§ Exercise details
Look for "only" in the listing below. Gather each line that contains it.

§ Recorded data
────────────────────
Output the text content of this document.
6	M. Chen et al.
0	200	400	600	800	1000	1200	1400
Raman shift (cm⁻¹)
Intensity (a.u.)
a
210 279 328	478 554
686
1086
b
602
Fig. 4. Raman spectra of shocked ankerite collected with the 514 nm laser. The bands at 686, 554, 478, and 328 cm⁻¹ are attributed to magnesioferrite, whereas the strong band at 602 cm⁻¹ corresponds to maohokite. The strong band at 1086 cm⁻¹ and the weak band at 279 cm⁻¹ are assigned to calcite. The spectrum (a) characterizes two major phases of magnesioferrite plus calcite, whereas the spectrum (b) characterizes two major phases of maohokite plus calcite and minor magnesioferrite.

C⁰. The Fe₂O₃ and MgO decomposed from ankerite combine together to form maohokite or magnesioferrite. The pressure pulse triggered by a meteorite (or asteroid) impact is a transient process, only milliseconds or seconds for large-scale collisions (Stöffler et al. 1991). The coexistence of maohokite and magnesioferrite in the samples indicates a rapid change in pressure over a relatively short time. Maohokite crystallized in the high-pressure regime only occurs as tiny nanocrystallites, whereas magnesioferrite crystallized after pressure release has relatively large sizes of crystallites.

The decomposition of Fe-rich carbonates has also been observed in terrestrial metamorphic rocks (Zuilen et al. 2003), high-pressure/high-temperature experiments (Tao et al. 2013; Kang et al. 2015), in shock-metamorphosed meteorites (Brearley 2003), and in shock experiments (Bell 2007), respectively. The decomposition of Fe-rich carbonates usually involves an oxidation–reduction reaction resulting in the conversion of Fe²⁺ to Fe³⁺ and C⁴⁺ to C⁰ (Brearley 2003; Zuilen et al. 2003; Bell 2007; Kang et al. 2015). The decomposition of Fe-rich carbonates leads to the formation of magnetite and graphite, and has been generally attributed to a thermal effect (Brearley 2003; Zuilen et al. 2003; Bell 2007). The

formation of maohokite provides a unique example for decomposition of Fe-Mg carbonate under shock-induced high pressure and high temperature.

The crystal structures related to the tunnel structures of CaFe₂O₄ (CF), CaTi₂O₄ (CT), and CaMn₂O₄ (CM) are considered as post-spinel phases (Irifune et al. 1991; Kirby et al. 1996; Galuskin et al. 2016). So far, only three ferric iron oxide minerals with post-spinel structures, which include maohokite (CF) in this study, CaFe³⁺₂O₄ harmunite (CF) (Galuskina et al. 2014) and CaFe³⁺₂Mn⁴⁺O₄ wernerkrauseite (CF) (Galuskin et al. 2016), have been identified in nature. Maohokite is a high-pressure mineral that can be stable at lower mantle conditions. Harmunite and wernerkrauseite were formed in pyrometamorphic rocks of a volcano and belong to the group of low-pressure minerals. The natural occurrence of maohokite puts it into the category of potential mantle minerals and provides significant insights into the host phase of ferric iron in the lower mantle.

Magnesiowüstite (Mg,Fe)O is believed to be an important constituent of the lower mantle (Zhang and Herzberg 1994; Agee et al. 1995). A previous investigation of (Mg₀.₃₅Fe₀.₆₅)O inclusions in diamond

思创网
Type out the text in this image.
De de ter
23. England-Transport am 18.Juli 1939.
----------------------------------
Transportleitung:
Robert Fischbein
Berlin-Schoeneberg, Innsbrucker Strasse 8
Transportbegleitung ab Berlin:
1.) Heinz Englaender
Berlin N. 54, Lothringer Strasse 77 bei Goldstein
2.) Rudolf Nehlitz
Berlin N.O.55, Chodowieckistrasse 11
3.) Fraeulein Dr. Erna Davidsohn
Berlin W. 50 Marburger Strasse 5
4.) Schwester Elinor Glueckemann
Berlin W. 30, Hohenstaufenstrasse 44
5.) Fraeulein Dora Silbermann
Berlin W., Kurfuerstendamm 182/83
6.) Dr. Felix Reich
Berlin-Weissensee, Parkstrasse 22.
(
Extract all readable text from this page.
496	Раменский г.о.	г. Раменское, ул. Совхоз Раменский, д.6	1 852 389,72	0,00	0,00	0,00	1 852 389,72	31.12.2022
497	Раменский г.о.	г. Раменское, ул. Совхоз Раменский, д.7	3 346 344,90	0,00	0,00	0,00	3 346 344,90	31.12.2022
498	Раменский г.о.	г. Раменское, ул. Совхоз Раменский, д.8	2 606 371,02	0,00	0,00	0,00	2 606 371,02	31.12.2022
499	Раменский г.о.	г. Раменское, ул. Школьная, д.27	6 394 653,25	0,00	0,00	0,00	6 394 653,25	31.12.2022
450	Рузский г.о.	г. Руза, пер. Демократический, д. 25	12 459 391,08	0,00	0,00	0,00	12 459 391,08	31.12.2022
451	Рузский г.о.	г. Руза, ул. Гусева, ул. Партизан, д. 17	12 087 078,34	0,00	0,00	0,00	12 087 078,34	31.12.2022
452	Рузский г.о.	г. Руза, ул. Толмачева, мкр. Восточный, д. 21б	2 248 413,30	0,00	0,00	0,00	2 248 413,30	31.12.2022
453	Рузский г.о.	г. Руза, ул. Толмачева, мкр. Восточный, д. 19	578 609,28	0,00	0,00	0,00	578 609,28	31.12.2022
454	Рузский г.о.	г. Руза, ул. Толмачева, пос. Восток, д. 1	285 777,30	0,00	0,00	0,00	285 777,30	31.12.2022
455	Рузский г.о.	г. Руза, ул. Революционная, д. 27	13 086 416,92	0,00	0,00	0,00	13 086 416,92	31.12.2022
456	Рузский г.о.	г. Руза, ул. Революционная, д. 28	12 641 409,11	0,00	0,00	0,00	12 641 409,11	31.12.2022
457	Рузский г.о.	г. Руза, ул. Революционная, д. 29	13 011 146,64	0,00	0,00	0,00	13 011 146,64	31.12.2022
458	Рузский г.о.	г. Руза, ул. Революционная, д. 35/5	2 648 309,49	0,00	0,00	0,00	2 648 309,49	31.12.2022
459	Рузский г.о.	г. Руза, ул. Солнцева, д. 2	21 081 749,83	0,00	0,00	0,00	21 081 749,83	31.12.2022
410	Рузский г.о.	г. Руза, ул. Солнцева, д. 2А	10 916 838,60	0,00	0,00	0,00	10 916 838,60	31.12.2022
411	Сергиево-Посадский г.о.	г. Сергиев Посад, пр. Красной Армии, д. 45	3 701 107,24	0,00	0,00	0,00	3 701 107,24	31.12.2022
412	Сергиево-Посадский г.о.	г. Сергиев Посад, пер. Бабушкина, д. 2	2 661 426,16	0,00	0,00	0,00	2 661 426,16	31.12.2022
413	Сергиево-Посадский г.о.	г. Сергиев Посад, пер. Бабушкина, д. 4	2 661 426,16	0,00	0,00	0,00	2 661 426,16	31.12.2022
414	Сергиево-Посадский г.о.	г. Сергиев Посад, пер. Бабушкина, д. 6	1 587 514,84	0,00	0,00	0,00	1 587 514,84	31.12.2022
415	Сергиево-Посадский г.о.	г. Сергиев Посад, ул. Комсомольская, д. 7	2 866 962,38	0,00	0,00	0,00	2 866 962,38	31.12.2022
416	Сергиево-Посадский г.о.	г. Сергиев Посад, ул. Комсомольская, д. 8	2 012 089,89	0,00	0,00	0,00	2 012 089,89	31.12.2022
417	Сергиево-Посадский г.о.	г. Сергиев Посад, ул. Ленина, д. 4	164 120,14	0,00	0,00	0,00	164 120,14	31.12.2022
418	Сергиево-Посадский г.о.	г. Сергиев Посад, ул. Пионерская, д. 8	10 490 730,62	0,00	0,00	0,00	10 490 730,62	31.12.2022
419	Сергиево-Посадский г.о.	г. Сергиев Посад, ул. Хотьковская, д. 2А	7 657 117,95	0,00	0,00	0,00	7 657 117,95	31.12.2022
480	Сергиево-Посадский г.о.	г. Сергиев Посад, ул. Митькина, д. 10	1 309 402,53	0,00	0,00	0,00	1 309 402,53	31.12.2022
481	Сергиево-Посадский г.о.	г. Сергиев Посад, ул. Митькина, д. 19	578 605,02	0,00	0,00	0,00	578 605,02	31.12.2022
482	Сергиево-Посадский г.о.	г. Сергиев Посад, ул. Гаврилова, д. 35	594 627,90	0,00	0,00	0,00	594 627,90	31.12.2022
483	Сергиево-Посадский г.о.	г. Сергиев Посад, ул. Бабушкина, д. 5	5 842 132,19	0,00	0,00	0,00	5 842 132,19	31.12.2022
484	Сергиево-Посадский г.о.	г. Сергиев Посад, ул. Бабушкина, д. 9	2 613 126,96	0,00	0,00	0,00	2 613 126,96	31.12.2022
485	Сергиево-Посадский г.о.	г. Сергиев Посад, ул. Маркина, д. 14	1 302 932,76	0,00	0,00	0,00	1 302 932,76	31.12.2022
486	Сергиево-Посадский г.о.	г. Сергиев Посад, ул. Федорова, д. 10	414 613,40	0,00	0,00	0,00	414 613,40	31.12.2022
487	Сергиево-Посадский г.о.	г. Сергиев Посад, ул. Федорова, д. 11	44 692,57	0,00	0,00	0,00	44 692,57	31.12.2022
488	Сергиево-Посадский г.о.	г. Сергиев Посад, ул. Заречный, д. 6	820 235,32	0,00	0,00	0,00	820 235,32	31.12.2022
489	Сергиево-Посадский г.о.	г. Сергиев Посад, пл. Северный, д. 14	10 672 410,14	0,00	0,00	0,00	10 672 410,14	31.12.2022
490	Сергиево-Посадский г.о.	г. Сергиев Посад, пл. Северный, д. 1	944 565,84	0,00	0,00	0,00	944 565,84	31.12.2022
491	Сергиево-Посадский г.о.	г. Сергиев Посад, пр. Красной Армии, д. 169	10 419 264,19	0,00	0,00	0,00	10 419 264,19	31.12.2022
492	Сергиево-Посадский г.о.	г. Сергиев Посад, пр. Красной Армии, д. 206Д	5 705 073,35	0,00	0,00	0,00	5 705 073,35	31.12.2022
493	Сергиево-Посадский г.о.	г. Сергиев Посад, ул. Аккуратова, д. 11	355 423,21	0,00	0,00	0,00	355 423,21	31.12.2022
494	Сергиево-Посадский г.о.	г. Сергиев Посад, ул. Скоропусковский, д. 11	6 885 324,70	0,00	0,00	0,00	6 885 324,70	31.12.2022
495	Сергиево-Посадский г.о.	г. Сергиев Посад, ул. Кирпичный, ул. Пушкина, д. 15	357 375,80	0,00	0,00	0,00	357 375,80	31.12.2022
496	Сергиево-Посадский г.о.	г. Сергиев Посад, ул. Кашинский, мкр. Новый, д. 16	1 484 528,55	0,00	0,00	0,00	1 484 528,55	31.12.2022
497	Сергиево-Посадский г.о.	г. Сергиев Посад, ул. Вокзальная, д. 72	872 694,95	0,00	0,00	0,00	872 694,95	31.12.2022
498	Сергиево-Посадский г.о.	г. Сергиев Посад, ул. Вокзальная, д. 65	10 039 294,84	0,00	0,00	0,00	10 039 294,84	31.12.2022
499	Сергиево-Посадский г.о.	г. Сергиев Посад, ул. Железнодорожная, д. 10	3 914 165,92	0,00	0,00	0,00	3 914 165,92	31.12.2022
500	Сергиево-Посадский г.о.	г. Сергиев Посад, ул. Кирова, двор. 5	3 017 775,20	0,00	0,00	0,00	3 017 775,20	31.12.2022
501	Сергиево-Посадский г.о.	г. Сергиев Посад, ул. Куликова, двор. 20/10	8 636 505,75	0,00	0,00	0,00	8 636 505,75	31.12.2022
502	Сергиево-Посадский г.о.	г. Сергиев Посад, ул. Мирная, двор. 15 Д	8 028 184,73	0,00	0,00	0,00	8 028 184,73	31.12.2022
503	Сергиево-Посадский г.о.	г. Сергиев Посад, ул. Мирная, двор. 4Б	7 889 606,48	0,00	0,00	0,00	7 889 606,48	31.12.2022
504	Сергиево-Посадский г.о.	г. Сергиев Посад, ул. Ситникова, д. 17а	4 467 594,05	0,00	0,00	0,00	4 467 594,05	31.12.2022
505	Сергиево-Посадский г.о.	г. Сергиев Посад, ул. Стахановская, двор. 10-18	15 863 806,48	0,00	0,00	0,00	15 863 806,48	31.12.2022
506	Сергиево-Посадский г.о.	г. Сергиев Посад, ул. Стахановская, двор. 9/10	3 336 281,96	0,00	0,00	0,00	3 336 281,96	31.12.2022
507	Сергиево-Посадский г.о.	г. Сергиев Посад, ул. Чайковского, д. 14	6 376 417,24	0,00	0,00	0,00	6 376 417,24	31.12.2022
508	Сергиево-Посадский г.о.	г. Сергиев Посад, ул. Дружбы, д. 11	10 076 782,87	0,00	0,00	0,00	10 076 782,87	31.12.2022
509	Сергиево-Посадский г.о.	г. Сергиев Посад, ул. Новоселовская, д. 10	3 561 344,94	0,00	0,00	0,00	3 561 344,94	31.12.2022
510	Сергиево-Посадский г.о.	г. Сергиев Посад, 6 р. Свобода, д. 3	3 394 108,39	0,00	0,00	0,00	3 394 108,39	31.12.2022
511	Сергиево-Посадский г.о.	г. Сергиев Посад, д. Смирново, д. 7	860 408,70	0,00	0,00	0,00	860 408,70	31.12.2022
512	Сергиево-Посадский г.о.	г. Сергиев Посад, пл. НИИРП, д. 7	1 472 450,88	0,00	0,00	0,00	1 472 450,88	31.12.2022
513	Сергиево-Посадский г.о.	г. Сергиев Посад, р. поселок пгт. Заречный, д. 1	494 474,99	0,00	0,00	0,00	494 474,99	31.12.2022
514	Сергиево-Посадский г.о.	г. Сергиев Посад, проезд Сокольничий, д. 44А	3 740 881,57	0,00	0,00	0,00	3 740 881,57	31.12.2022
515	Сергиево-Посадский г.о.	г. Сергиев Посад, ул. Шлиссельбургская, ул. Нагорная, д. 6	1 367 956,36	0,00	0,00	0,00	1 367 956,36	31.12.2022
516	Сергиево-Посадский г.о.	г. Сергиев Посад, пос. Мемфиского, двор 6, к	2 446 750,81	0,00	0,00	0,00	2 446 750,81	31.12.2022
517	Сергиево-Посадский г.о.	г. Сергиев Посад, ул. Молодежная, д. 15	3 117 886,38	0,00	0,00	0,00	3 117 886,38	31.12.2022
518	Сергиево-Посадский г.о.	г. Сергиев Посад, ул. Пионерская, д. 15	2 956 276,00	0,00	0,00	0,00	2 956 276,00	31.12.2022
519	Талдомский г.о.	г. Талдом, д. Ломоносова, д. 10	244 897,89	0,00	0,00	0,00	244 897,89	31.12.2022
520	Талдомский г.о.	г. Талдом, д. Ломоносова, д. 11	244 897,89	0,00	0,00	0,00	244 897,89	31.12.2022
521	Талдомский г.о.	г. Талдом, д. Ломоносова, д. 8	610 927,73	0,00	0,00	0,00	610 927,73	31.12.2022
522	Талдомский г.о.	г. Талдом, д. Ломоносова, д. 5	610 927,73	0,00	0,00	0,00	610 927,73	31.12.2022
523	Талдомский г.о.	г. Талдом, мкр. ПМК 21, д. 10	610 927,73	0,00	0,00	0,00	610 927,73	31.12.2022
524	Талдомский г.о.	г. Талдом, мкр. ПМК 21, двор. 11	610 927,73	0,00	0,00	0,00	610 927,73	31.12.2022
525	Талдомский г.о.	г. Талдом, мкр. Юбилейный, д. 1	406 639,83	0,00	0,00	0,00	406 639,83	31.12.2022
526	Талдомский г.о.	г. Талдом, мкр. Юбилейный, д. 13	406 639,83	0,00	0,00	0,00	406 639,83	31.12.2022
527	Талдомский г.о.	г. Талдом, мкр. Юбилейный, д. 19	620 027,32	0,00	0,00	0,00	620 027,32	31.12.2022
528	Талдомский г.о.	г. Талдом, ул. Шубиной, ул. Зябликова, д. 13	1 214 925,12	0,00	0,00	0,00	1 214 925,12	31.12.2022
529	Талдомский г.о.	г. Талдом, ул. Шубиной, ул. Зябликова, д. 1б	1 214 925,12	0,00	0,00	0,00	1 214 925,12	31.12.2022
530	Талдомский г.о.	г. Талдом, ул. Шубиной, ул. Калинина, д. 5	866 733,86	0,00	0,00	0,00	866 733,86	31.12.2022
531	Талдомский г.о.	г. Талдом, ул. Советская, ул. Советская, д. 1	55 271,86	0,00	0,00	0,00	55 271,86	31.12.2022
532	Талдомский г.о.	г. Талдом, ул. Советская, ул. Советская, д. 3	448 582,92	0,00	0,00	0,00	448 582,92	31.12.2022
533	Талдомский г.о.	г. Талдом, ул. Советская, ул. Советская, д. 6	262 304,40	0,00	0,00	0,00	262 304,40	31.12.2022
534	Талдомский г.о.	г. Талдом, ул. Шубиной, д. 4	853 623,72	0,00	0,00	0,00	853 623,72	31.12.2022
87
────────────────────
§ Result of the exercise
C⁰. The Fe₂O₃ and MgO decomposed from ankerite combine together to form maohokite or magnesioferrite. The pressure pulse triggered by a meteorite (or asteroid) impact is a transient process, only milliseconds or seconds for large-scale collisions (Stöffler et al. 1991). The coexistence of maohokite and magnesioferrite in the samples indicates a rapid change in pressure over a relatively short time. Maohokite crystallized in the high-pressure regime only occurs as tiny nanocrystallites, whereas magnesioferrite crystallized after pressure release has relatively large sizes of crystallites.
The crystal structures related to the tunnel structures of CaFe₂O₄ (CF), CaTi₂O₄ (CT), and CaMn₂O₄ (CM) are considered as post-spinel phases (Irifune et al. 1991; Kirby et al. 1996; Galuskin et al. 2016). So far, only three ferric iron oxide minerals with post-spinel structures, which include maohokite (CF) in this study, CaFe³⁺₂O₄ harmunite (CF) (Galuskina et al. 2014) and CaFe³⁺₂Mn⁴⁺O₄ wernerkrauseite (CF) (Galuskin et al. 2016), have been identified in nature. Maohokite is a high-pressure mineral that can be stable at lower mantle conditions. Harmunite and wernerkrauseite were formed in pyrometamorphic rocks of a volcano and belong to the group of low-pressure minerals. The natural occurrence of maohokite puts it into the category of potential mantle minerals and provides significant insights into the host phase of ferric iron in the lower mantle.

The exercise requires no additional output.